### What you are asked to do
Locate every line in the listing below that contains the string "view", and copy those lines. Case counts.

### Input rows
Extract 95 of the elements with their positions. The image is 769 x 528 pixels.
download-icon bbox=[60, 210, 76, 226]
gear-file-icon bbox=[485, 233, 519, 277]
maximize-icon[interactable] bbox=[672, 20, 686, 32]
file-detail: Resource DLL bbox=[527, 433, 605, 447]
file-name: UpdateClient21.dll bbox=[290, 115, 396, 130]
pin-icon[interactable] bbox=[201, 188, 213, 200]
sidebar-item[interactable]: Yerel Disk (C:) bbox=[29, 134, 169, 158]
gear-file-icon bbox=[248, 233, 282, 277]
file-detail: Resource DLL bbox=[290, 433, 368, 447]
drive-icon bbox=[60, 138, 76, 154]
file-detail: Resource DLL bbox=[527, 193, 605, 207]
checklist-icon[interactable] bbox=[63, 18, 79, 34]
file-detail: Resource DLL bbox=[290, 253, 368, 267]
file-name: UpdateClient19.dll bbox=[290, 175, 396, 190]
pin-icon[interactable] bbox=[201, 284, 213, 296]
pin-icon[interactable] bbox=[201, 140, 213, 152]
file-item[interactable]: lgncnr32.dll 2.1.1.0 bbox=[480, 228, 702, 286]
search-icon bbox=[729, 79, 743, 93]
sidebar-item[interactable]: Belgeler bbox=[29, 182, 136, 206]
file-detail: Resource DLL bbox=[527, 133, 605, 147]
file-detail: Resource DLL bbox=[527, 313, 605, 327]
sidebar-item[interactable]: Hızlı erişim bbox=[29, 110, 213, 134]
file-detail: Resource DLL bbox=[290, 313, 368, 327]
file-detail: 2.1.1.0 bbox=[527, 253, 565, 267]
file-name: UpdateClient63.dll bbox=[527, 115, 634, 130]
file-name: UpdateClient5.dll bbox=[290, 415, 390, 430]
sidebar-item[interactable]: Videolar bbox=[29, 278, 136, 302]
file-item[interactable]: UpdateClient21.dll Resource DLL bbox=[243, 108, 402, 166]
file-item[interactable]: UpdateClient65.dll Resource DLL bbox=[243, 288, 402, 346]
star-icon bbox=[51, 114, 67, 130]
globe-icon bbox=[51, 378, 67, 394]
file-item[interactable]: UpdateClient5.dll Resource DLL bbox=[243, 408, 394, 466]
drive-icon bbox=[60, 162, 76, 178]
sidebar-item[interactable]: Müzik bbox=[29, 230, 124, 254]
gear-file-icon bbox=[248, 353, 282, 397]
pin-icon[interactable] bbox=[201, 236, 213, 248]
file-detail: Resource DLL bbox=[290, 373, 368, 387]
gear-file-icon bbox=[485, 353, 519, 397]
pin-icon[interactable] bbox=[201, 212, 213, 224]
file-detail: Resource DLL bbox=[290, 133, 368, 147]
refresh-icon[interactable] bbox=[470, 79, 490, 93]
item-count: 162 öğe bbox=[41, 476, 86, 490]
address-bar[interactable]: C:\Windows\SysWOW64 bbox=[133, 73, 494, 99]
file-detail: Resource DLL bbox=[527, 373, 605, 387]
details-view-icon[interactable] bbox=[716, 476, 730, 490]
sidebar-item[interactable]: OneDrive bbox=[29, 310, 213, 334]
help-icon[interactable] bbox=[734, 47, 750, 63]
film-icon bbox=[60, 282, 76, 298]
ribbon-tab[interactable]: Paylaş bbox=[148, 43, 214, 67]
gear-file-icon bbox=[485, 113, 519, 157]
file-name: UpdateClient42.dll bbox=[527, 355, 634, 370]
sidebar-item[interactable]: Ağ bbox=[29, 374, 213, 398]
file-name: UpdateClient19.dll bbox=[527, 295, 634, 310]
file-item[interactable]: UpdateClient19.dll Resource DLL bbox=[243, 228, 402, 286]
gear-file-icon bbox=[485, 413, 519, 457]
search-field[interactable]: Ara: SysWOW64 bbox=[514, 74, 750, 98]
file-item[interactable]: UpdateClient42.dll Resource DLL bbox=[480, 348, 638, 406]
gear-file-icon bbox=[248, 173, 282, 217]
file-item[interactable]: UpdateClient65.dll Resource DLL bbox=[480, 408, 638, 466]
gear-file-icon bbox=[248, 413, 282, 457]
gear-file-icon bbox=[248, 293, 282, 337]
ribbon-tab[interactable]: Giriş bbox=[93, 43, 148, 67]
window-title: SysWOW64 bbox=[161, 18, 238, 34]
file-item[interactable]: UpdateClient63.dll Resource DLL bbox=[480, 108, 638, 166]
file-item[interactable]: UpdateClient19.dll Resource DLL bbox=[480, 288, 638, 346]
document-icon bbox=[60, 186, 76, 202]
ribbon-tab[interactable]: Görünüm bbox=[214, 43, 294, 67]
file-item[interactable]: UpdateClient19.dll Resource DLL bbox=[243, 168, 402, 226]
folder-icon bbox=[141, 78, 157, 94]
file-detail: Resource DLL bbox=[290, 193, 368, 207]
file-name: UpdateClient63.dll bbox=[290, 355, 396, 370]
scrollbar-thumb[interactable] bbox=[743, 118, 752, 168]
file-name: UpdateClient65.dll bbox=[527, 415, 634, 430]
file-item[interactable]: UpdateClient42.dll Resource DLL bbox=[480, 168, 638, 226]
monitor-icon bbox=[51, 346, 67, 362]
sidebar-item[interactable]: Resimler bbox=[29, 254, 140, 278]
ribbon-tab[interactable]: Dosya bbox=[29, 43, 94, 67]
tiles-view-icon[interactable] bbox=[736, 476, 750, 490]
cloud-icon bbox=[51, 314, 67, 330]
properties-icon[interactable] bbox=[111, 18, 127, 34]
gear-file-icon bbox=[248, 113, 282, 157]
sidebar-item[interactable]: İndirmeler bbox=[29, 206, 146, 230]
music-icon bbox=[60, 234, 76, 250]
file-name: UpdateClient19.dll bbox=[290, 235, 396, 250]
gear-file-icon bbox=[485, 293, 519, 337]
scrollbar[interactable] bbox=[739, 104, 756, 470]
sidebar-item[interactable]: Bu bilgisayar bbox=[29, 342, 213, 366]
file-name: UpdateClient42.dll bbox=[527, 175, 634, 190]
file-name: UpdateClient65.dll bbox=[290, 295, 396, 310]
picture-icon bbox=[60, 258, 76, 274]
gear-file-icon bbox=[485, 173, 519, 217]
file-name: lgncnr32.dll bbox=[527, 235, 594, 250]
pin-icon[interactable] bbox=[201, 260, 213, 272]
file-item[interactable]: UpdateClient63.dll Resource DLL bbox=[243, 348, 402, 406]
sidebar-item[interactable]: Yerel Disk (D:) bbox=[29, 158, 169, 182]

### Response below
details-view-icon[interactable] bbox=[716, 476, 730, 490]
tiles-view-icon[interactable] bbox=[736, 476, 750, 490]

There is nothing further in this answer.